WORK TO DO>
Where the data below has the string "under", return the whole line.

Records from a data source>
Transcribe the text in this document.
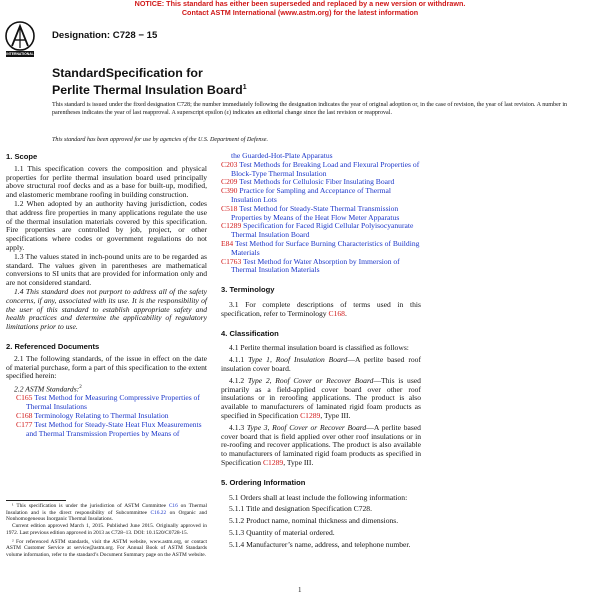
NOTICE: This standard has either been superseded and replaced by a new version or withdrawn.
Contact ASTM International (www.astm.org) for the latest information
INTERNATIONAL
Designation: C728 − 15
StandardSpecification for
Perlite Thermal Insulation Board$^1$
This standard is issued under the fixed designation C728; the number immediately following the designation indicates the year of original adoption or, in the case of revision, the year of last revision. A number in parentheses indicates the year of last reapproval. A superscript epsilon (ε) indicates an editorial change since the last revision or reapproval.
This standard has been approved for use by agencies of the U.S. Department of Defense.
1. Scope

1.1 This specification covers the composition and physical properties for perlite thermal insulation board used principally above structural roof decks and as a base for built-up, modified, and elastomeric membrane roofing in building construction.

1.2 When adopted by an authority having jurisdiction, codes that address fire properties in many applications regulate the use of the thermal insulation materials covered by this specification. Fire properties are controlled by job, project, or other specifications where codes or government regulations do not apply.

1.3 The values stated in inch-pound units are to be regarded as standard. The values given in parentheses are mathematical conversions to SI units that are provided for information only and are not considered standard.

1.4 This standard does not purport to address all of the safety concerns, if any, associated with its use. It is the responsibility of the user of this standard to establish appropriate safety and health practices and determine the applicability of regulatory limitations prior to use.

2. Referenced Documents

2.1 The following standards, of the issue in effect on the date of material purchase, form a part of this specification to the extent specified herein:

2.2 ASTM Standards:$^2$

C165 Test Method for Measuring Compressive Properties of Thermal Insulations
C168 Terminology Relating to Thermal Insulation
C177 Test Method for Steady-State Heat Flux Measurements and Thermal Transmission Properties by Means of
the Guarded-Hot-Plate Apparatus
C203 Test Methods for Breaking Load and Flexural Properties of Block-Type Thermal Insulation
C209 Test Methods for Cellulosic Fiber Insulating Board
C390 Practice for Sampling and Acceptance of Thermal Insulation Lots
C518 Test Method for Steady-State Thermal Transmission Properties by Means of the Heat Flow Meter Apparatus
C1289 Specification for Faced Rigid Cellular Polyisocyanurate Thermal Insulation Board
E84 Test Method for Surface Burning Characteristics of Building Materials
C1763 Test Method for Water Absorption by Immersion of Thermal Insulation Materials
3. Terminology

3.1 For complete descriptions of terms used in this specification, refer to Terminology C168.

4. Classification

4.1 Perlite thermal insulation board is classified as follows:

4.1.1 Type 1, Roof Insulation Board—A perlite based roof insulation cover board.

4.1.2 Type 2, Roof Cover or Recover Board—This is used primarily as a field-applied cover board over other roof insulations or in reroofing applications. The product is also available to manufacturers of laminated rigid foam products as specified in Specification C1289, Type III.

4.1.3 Type 3, Roof Cover or Recover Board—A perlite based cover board that is field applied over other roof insulations or in re-roofing and recover applications. The product is also available to manufacturers of laminated rigid foam products as specified in Specification C1289, Type III.

5. Ordering Information

5.1 Orders shall at least include the following information:

5.1.1 Title and designation Specification C728.

5.1.2 Product name, nominal thickness and dimensions.

5.1.3 Quantity of material ordered.

5.1.4 Manufacturer’s name, address, and telephone number.

¹ This specification is under the jurisdiction of ASTM Committee C16 on Thermal Insulation and is the direct responsibility of Subcommittee C16.22 on Organic and Nonhomogeneous Inorganic Thermal Insulations.

Current edition approved March 1, 2015. Published June 2015. Originally approved in 1972. Last previous edition approved in 2013 as C728–13. DOI: 10.1520/C0728-15.

² For referenced ASTM standards, visit the ASTM website, www.astm.org, or contact ASTM Customer Service at service@astm.org. For Annual Book of ASTM Standards volume information, refer to the standard’s Document Summary page on the ASTM website.

1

EXERCISE RESPONSE>
This standard is issued under the fixed designation C728; the number immediately following the designation indicates the year of original adoption or, in the case of revision, the year of last revision. A number in parentheses indicates the year of last reapproval. A superscript epsilon (ε) indicates an editorial change since the last revision or reapproval.
¹ This specification is under the jurisdiction of ASTM Committee C16 on Thermal Insulation and is the direct responsibility of Subcommittee C16.22 on Organic and Nonhomogeneous Inorganic Thermal Insulations.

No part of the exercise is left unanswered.